::: Data to use :::

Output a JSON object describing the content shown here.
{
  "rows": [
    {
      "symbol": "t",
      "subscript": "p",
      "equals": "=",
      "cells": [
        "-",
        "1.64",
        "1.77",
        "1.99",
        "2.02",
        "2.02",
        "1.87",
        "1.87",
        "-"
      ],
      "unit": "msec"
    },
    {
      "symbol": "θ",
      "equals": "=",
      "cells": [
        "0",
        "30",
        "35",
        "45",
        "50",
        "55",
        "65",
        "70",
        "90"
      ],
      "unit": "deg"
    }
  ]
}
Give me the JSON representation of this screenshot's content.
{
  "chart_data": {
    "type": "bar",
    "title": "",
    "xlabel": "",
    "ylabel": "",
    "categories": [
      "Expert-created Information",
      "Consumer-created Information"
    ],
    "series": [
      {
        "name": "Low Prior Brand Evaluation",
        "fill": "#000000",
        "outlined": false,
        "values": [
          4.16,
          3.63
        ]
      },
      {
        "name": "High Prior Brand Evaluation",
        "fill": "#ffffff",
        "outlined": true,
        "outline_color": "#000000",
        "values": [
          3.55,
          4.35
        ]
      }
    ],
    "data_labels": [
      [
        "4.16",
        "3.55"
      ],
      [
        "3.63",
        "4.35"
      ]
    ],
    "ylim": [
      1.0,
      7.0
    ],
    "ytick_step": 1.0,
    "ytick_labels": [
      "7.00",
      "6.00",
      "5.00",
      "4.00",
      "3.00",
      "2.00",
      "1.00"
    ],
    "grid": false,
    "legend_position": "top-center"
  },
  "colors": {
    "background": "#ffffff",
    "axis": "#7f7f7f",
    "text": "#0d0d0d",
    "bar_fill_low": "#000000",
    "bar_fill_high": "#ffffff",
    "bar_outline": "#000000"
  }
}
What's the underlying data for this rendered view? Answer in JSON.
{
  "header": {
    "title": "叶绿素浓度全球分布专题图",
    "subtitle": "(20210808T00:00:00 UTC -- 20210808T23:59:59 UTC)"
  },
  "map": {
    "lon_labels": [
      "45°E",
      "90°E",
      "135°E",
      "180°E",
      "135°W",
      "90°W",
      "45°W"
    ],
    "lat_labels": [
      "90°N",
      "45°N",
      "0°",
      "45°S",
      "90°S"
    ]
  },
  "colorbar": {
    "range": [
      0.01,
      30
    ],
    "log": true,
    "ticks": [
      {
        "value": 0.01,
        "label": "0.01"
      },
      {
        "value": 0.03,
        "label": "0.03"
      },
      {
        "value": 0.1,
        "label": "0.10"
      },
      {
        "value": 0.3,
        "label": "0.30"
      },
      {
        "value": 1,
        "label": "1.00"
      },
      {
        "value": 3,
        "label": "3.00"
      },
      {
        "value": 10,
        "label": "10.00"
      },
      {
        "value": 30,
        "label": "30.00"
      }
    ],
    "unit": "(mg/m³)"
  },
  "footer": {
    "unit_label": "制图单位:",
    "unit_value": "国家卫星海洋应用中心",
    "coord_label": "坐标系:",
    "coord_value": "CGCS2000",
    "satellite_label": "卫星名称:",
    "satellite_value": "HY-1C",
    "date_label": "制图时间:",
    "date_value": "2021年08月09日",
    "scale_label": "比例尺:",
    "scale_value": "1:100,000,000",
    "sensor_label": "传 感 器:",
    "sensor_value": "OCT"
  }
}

:::

[Requirement] Print all of the data exactly as it was given.

[Expected output]
Output a JSON object describing the content shown here.
{
  "rows": [
    {
      "symbol": "t",
      "subscript": "p",
      "equals": "=",
      "cells": [
        "-",
        "1.64",
        "1.77",
        "1.99",
        "2.02",
        "2.02",
        "1.87",
        "1.87",
        "-"
      ],
      "unit": "msec"
    },
    {
      "symbol": "θ",
      "equals": "=",
      "cells": [
        "0",
        "30",
        "35",
        "45",
        "50",
        "55",
        "65",
        "70",
        "90"
      ],
      "unit": "deg"
    }
  ]
}
Give me the JSON representation of this screenshot's content.
{
  "chart_data": {
    "type": "bar",
    "title": "",
    "xlabel": "",
    "ylabel": "",
    "categories": [
      "Expert-created Information",
      "Consumer-created Information"
    ],
    "series": [
      {
        "name": "Low Prior Brand Evaluation",
        "fill": "#000000",
        "outlined": false,
        "values": [
          4.16,
          3.63
        ]
      },
      {
        "name": "High Prior Brand Evaluation",
        "fill": "#ffffff",
        "outlined": true,
        "outline_color": "#000000",
        "values": [
          3.55,
          4.35
        ]
      }
    ],
    "data_labels": [
      [
        "4.16",
        "3.55"
      ],
      [
        "3.63",
        "4.35"
      ]
    ],
    "ylim": [
      1.0,
      7.0
    ],
    "ytick_step": 1.0,
    "ytick_labels": [
      "7.00",
      "6.00",
      "5.00",
      "4.00",
      "3.00",
      "2.00",
      "1.00"
    ],
    "grid": false,
    "legend_position": "top-center"
  },
  "colors": {
    "background": "#ffffff",
    "axis": "#7f7f7f",
    "text": "#0d0d0d",
    "bar_fill_low": "#000000",
    "bar_fill_high": "#ffffff",
    "bar_outline": "#000000"
  }
}
What's the underlying data for this rendered view? Answer in JSON.
{
  "header": {
    "title": "叶绿素浓度全球分布专题图",
    "subtitle": "(20210808T00:00:00 UTC -- 20210808T23:59:59 UTC)"
  },
  "map": {
    "lon_labels": [
      "45°E",
      "90°E",
      "135°E",
      "180°E",
      "135°W",
      "90°W",
      "45°W"
    ],
    "lat_labels": [
      "90°N",
      "45°N",
      "0°",
      "45°S",
      "90°S"
    ]
  },
  "colorbar": {
    "range": [
      0.01,
      30
    ],
    "log": true,
    "ticks": [
      {
        "value": 0.01,
        "label": "0.01"
      },
      {
        "value": 0.03,
        "label": "0.03"
      },
      {
        "value": 0.1,
        "label": "0.10"
      },
      {
        "value": 0.3,
        "label": "0.30"
      },
      {
        "value": 1,
        "label": "1.00"
      },
      {
        "value": 3,
        "label": "3.00"
      },
      {
        "value": 10,
        "label": "10.00"
      },
      {
        "value": 30,
        "label": "30.00"
      }
    ],
    "unit": "(mg/m³)"
  },
  "footer": {
    "unit_label": "制图单位:",
    "unit_value": "国家卫星海洋应用中心",
    "coord_label": "坐标系:",
    "coord_value": "CGCS2000",
    "satellite_label": "卫星名称:",
    "satellite_value": "HY-1C",
    "date_label": "制图时间:",
    "date_value": "2021年08月09日",
    "scale_label": "比例尺:",
    "scale_value": "1:100,000,000",
    "sensor_label": "传 感 器:",
    "sensor_value": "OCT"
  }
}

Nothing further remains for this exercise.